• Record extracts
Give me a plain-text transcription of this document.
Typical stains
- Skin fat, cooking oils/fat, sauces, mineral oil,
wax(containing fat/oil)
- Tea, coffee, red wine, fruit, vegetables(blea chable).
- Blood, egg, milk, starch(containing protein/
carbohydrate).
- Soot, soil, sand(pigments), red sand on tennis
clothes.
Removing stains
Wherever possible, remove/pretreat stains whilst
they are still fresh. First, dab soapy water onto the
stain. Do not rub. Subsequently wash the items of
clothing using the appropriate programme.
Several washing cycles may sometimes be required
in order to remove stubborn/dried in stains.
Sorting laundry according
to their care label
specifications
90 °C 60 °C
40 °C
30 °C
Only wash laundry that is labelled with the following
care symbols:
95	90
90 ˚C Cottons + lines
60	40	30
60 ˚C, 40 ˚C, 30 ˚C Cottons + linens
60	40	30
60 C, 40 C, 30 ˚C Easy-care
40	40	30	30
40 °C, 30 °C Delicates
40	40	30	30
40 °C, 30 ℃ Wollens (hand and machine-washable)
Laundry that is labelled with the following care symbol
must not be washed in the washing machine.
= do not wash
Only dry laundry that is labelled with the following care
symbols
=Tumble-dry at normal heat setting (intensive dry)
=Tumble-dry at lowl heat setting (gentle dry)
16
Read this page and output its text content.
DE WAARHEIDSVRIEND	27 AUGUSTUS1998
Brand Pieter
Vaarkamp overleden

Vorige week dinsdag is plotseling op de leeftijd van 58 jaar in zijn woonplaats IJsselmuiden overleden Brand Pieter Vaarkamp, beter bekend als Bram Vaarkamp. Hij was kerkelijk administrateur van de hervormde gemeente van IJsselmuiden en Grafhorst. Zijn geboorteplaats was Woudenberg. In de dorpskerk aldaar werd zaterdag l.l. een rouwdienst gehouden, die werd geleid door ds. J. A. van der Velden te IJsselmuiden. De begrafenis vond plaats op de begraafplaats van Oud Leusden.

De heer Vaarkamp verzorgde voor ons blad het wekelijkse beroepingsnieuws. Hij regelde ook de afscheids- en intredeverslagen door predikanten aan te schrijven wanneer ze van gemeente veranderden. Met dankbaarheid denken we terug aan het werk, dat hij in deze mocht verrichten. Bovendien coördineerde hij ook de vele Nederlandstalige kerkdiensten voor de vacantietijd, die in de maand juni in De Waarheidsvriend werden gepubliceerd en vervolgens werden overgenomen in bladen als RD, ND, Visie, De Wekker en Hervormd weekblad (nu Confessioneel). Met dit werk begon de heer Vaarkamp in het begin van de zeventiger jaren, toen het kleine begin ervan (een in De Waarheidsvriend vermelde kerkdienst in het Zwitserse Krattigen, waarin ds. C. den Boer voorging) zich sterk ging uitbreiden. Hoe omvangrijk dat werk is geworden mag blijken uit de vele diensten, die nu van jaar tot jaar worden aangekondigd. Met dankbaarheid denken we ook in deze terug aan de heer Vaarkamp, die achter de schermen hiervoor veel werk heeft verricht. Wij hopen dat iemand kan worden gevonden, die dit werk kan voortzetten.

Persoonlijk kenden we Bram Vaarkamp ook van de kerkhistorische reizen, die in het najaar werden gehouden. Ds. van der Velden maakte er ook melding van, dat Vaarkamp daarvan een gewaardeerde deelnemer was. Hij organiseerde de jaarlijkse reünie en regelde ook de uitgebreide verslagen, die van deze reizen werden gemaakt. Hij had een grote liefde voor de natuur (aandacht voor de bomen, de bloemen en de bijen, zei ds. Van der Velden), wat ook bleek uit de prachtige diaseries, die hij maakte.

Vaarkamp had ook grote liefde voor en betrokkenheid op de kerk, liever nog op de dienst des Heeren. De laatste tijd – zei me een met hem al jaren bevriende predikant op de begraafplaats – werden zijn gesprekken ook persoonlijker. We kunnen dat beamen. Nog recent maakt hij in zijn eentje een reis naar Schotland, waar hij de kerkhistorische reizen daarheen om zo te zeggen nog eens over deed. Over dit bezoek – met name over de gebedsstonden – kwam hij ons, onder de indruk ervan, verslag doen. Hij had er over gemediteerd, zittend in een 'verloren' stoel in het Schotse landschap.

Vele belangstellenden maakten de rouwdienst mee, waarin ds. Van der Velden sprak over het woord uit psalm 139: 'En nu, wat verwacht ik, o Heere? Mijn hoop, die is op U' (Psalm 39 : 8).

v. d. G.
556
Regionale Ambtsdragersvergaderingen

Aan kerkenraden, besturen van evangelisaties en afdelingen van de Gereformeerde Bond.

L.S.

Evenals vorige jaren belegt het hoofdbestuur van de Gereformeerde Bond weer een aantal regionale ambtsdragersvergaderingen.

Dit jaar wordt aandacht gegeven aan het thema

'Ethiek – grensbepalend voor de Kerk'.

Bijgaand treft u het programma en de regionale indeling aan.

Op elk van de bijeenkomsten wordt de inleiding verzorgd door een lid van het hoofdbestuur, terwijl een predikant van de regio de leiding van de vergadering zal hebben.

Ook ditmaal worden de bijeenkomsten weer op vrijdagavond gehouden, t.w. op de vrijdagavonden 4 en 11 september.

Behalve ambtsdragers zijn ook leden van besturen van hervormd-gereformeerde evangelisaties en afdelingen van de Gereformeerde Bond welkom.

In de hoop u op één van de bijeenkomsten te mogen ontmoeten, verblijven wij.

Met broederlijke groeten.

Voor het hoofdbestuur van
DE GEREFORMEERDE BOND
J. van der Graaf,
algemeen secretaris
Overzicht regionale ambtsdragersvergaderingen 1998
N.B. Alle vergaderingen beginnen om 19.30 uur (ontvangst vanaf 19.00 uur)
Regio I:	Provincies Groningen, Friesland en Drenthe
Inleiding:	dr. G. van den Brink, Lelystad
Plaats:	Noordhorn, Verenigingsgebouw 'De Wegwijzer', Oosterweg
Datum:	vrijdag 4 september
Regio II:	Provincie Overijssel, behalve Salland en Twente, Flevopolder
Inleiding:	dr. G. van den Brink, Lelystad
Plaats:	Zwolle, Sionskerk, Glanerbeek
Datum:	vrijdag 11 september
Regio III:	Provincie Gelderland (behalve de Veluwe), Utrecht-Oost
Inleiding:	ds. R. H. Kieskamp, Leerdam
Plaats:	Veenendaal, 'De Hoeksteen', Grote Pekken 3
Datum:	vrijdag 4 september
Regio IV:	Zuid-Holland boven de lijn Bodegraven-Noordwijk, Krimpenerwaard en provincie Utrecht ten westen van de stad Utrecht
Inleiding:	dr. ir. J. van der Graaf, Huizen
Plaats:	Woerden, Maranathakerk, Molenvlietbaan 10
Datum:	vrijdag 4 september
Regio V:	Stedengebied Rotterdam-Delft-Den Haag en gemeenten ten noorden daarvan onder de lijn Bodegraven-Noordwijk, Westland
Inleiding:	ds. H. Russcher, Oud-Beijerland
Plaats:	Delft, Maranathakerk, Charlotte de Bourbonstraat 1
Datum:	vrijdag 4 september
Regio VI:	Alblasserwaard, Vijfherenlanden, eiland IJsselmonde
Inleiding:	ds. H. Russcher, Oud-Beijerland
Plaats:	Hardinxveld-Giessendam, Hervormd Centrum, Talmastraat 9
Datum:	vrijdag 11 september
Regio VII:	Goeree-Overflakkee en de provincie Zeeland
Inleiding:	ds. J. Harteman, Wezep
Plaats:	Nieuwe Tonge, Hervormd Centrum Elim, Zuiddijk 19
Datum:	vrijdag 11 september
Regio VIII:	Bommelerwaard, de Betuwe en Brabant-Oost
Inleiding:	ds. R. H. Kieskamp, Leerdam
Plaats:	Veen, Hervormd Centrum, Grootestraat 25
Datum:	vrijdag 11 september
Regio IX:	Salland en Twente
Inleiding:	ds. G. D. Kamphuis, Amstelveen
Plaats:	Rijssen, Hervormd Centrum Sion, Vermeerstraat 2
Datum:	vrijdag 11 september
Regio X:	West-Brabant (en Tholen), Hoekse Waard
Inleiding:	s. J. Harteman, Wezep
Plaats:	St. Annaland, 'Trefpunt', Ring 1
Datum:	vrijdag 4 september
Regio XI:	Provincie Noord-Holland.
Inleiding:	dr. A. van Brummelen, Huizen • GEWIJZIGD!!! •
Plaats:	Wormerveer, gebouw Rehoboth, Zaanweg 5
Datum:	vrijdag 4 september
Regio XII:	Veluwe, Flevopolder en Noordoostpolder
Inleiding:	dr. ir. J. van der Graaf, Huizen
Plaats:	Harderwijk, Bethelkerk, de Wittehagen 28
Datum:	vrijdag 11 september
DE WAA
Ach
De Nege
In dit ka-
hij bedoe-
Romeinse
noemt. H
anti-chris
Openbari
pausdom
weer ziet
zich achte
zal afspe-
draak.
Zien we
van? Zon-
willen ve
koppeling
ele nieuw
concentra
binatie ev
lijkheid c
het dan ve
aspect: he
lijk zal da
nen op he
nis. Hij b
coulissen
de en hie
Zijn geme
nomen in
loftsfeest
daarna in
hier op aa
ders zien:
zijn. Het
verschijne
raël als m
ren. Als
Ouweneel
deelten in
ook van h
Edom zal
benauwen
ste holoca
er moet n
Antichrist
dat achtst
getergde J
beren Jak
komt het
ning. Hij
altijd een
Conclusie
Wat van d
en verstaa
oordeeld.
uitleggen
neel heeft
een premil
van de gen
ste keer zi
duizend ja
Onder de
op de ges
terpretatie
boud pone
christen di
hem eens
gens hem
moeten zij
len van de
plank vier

• Assignment
Retrieve all lines from the data that contain the string "stains".

• Output of the task
Typical stains
Removing stains
Wherever possible, remove/pretreat stains whilst
in order to remove stubborn/dried in stains.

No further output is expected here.